** start of Records for this exercise **

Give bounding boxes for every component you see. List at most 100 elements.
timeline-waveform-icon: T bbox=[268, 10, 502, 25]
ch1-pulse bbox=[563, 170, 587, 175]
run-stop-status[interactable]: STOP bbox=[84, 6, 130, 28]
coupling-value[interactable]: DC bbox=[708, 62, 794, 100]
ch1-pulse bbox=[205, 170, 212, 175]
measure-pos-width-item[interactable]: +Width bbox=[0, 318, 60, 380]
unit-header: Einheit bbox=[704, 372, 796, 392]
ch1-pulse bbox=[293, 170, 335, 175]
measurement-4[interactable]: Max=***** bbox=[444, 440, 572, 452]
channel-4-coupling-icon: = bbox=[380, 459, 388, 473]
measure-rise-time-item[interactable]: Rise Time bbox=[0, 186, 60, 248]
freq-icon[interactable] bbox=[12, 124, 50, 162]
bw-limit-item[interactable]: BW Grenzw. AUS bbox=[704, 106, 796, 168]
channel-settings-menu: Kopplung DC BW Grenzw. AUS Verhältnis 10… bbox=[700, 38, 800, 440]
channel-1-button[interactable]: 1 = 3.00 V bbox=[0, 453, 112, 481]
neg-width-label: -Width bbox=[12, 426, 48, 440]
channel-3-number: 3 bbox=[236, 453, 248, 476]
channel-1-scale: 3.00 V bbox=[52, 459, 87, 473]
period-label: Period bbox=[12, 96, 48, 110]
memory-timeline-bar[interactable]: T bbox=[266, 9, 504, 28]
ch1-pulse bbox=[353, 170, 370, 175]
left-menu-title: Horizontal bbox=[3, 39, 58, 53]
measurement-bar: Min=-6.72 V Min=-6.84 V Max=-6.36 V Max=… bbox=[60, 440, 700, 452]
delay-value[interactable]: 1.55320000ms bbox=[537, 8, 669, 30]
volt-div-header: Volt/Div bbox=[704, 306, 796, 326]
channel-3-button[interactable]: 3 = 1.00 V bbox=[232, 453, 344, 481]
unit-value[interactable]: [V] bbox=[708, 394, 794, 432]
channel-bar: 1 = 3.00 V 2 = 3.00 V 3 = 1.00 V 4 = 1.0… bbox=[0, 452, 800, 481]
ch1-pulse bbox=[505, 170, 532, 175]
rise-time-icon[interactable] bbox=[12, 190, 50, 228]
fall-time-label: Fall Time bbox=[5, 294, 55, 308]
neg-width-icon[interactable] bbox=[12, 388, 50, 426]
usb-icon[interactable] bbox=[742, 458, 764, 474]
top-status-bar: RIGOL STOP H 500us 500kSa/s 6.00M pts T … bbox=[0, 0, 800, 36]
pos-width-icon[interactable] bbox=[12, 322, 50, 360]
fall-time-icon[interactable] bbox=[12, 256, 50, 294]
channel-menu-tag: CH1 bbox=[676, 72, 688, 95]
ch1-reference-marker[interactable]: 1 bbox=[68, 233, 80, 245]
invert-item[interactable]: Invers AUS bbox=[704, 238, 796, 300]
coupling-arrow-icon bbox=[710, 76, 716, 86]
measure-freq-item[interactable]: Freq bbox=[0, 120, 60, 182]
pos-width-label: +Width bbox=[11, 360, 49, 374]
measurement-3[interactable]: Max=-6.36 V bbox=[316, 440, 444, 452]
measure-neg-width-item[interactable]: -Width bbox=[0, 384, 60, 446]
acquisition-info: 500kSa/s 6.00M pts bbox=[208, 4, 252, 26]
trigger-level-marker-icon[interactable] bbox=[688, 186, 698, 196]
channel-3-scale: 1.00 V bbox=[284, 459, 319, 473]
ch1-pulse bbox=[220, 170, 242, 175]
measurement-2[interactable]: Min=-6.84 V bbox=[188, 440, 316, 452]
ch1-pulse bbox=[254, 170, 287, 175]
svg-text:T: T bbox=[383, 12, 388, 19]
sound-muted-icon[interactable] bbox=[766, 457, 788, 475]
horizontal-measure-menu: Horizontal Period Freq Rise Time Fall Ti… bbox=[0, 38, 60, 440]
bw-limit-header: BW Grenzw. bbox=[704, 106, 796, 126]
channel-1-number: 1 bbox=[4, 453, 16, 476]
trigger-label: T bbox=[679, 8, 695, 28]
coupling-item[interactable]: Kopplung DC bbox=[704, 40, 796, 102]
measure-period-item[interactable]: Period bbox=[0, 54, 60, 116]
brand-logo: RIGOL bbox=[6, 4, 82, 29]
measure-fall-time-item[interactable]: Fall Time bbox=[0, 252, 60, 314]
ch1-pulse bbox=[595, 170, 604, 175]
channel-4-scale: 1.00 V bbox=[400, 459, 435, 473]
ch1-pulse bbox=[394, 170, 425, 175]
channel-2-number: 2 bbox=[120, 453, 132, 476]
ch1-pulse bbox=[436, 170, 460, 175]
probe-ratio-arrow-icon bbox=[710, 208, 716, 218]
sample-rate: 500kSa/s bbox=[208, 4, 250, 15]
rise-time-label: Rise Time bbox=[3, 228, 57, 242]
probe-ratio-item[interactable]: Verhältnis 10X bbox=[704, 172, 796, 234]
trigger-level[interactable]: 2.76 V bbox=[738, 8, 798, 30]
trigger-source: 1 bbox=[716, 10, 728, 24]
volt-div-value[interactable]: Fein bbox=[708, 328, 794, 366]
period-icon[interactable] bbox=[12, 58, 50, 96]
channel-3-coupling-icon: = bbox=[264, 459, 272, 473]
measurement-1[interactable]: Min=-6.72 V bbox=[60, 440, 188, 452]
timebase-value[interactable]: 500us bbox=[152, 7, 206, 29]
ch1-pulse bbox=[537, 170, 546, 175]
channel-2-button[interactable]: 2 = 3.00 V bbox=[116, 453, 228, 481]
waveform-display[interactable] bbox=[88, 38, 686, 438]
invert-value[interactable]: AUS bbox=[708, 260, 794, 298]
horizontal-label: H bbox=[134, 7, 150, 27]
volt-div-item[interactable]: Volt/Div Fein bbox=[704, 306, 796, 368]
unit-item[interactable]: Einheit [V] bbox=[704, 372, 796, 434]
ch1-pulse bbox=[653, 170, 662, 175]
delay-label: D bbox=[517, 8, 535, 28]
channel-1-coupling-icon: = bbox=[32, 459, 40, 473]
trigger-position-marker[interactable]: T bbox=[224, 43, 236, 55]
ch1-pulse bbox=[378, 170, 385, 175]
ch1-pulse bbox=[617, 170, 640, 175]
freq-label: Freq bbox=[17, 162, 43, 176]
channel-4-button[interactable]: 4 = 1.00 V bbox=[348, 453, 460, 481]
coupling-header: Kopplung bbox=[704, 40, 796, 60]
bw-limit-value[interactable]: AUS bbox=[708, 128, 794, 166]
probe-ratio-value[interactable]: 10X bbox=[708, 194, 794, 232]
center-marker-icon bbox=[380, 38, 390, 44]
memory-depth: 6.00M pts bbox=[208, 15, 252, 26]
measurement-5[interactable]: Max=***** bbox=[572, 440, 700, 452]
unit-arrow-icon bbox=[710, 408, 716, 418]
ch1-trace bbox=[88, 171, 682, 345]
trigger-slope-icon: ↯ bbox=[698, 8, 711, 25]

** end of Records for this exercise **

Stated exercise:
Update the records above by changing every "ch1-pulse" to "channel-1-pulse", and keep everything else the same.

Expected answer:
Give bounding boxes for every component you see. List at most 100 elements.
timeline-waveform-icon: T bbox=[268, 10, 502, 25]
channel-1-pulse bbox=[563, 170, 587, 175]
run-stop-status[interactable]: STOP bbox=[84, 6, 130, 28]
coupling-value[interactable]: DC bbox=[708, 62, 794, 100]
channel-1-pulse bbox=[205, 170, 212, 175]
measure-pos-width-item[interactable]: +Width bbox=[0, 318, 60, 380]
unit-header: Einheit bbox=[704, 372, 796, 392]
channel-1-pulse bbox=[293, 170, 335, 175]
measurement-4[interactable]: Max=***** bbox=[444, 440, 572, 452]
channel-4-coupling-icon: = bbox=[380, 459, 388, 473]
measure-rise-time-item[interactable]: Rise Time bbox=[0, 186, 60, 248]
freq-icon[interactable] bbox=[12, 124, 50, 162]
bw-limit-item[interactable]: BW Grenzw. AUS bbox=[704, 106, 796, 168]
channel-settings-menu: Kopplung DC BW Grenzw. AUS Verhältnis 10… bbox=[700, 38, 800, 440]
channel-1-button[interactable]: 1 = 3.00 V bbox=[0, 453, 112, 481]
neg-width-label: -Width bbox=[12, 426, 48, 440]
channel-3-number: 3 bbox=[236, 453, 248, 476]
channel-1-scale: 3.00 V bbox=[52, 459, 87, 473]
period-label: Period bbox=[12, 96, 48, 110]
memory-timeline-bar[interactable]: T bbox=[266, 9, 504, 28]
channel-1-pulse bbox=[353, 170, 370, 175]
left-menu-title: Horizontal bbox=[3, 39, 58, 53]
measurement-bar: Min=-6.72 V Min=-6.84 V Max=-6.36 V Max=… bbox=[60, 440, 700, 452]
delay-value[interactable]: 1.55320000ms bbox=[537, 8, 669, 30]
volt-div-header: Volt/Div bbox=[704, 306, 796, 326]
channel-3-button[interactable]: 3 = 1.00 V bbox=[232, 453, 344, 481]
unit-value[interactable]: [V] bbox=[708, 394, 794, 432]
channel-bar: 1 = 3.00 V 2 = 3.00 V 3 = 1.00 V 4 = 1.0… bbox=[0, 452, 800, 481]
channel-1-pulse bbox=[505, 170, 532, 175]
rise-time-icon[interactable] bbox=[12, 190, 50, 228]
fall-time-label: Fall Time bbox=[5, 294, 55, 308]
neg-width-icon[interactable] bbox=[12, 388, 50, 426]
usb-icon[interactable] bbox=[742, 458, 764, 474]
top-status-bar: RIGOL STOP H 500us 500kSa/s 6.00M pts T … bbox=[0, 0, 800, 36]
pos-width-icon[interactable] bbox=[12, 322, 50, 360]
fall-time-icon[interactable] bbox=[12, 256, 50, 294]
channel-menu-tag: CH1 bbox=[676, 72, 688, 95]
ch1-reference-marker[interactable]: 1 bbox=[68, 233, 80, 245]
invert-item[interactable]: Invers AUS bbox=[704, 238, 796, 300]
coupling-arrow-icon bbox=[710, 76, 716, 86]
measure-freq-item[interactable]: Freq bbox=[0, 120, 60, 182]
pos-width-label: +Width bbox=[11, 360, 49, 374]
measurement-3[interactable]: Max=-6.36 V bbox=[316, 440, 444, 452]
measure-neg-width-item[interactable]: -Width bbox=[0, 384, 60, 446]
acquisition-info: 500kSa/s 6.00M pts bbox=[208, 4, 252, 26]
trigger-level-marker-icon[interactable] bbox=[688, 186, 698, 196]
channel-3-scale: 1.00 V bbox=[284, 459, 319, 473]
channel-1-pulse bbox=[220, 170, 242, 175]
measurement-2[interactable]: Min=-6.84 V bbox=[188, 440, 316, 452]
channel-1-pulse bbox=[254, 170, 287, 175]
svg-text:T: T bbox=[383, 12, 388, 19]
sound-muted-icon[interactable] bbox=[766, 457, 788, 475]
horizontal-measure-menu: Horizontal Period Freq Rise Time Fall Ti… bbox=[0, 38, 60, 440]
bw-limit-header: BW Grenzw. bbox=[704, 106, 796, 126]
channel-1-number: 1 bbox=[4, 453, 16, 476]
trigger-label: T bbox=[679, 8, 695, 28]
coupling-item[interactable]: Kopplung DC bbox=[704, 40, 796, 102]
measure-period-item[interactable]: Period bbox=[0, 54, 60, 116]
brand-logo: RIGOL bbox=[6, 4, 82, 29]
measure-fall-time-item[interactable]: Fall Time bbox=[0, 252, 60, 314]
channel-1-pulse bbox=[595, 170, 604, 175]
channel-4-scale: 1.00 V bbox=[400, 459, 435, 473]
channel-1-pulse bbox=[394, 170, 425, 175]
channel-2-number: 2 bbox=[120, 453, 132, 476]
channel-1-pulse bbox=[436, 170, 460, 175]
probe-ratio-arrow-icon bbox=[710, 208, 716, 218]
sample-rate: 500kSa/s bbox=[208, 4, 250, 15]
rise-time-label: Rise Time bbox=[3, 228, 57, 242]
probe-ratio-item[interactable]: Verhältnis 10X bbox=[704, 172, 796, 234]
trigger-level[interactable]: 2.76 V bbox=[738, 8, 798, 30]
trigger-source: 1 bbox=[716, 10, 728, 24]
volt-div-value[interactable]: Fein bbox=[708, 328, 794, 366]
period-icon[interactable] bbox=[12, 58, 50, 96]
channel-3-coupling-icon: = bbox=[264, 459, 272, 473]
measurement-1[interactable]: Min=-6.72 V bbox=[60, 440, 188, 452]
timebase-value[interactable]: 500us bbox=[152, 7, 206, 29]
channel-1-pulse bbox=[537, 170, 546, 175]
channel-2-button[interactable]: 2 = 3.00 V bbox=[116, 453, 228, 481]
waveform-display[interactable] bbox=[88, 38, 686, 438]
invert-value[interactable]: AUS bbox=[708, 260, 794, 298]
horizontal-label: H bbox=[134, 7, 150, 27]
volt-div-item[interactable]: Volt/Div Fein bbox=[704, 306, 796, 368]
unit-item[interactable]: Einheit [V] bbox=[704, 372, 796, 434]
channel-1-pulse bbox=[653, 170, 662, 175]
delay-label: D bbox=[517, 8, 535, 28]
channel-1-coupling-icon: = bbox=[32, 459, 40, 473]
trigger-position-marker[interactable]: T bbox=[224, 43, 236, 55]
channel-1-pulse bbox=[378, 170, 385, 175]
channel-1-pulse bbox=[617, 170, 640, 175]
freq-label: Freq bbox=[17, 162, 43, 176]
channel-4-button[interactable]: 4 = 1.00 V bbox=[348, 453, 460, 481]
coupling-header: Kopplung bbox=[704, 40, 796, 60]
bw-limit-value[interactable]: AUS bbox=[708, 128, 794, 166]
probe-ratio-value[interactable]: 10X bbox=[708, 194, 794, 232]
center-marker-icon bbox=[380, 38, 390, 44]
memory-depth: 6.00M pts bbox=[208, 15, 252, 26]
measurement-5[interactable]: Max=***** bbox=[572, 440, 700, 452]
unit-arrow-icon bbox=[710, 408, 716, 418]
ch1-trace bbox=[88, 171, 682, 345]
trigger-slope-icon: ↯ bbox=[698, 8, 711, 25]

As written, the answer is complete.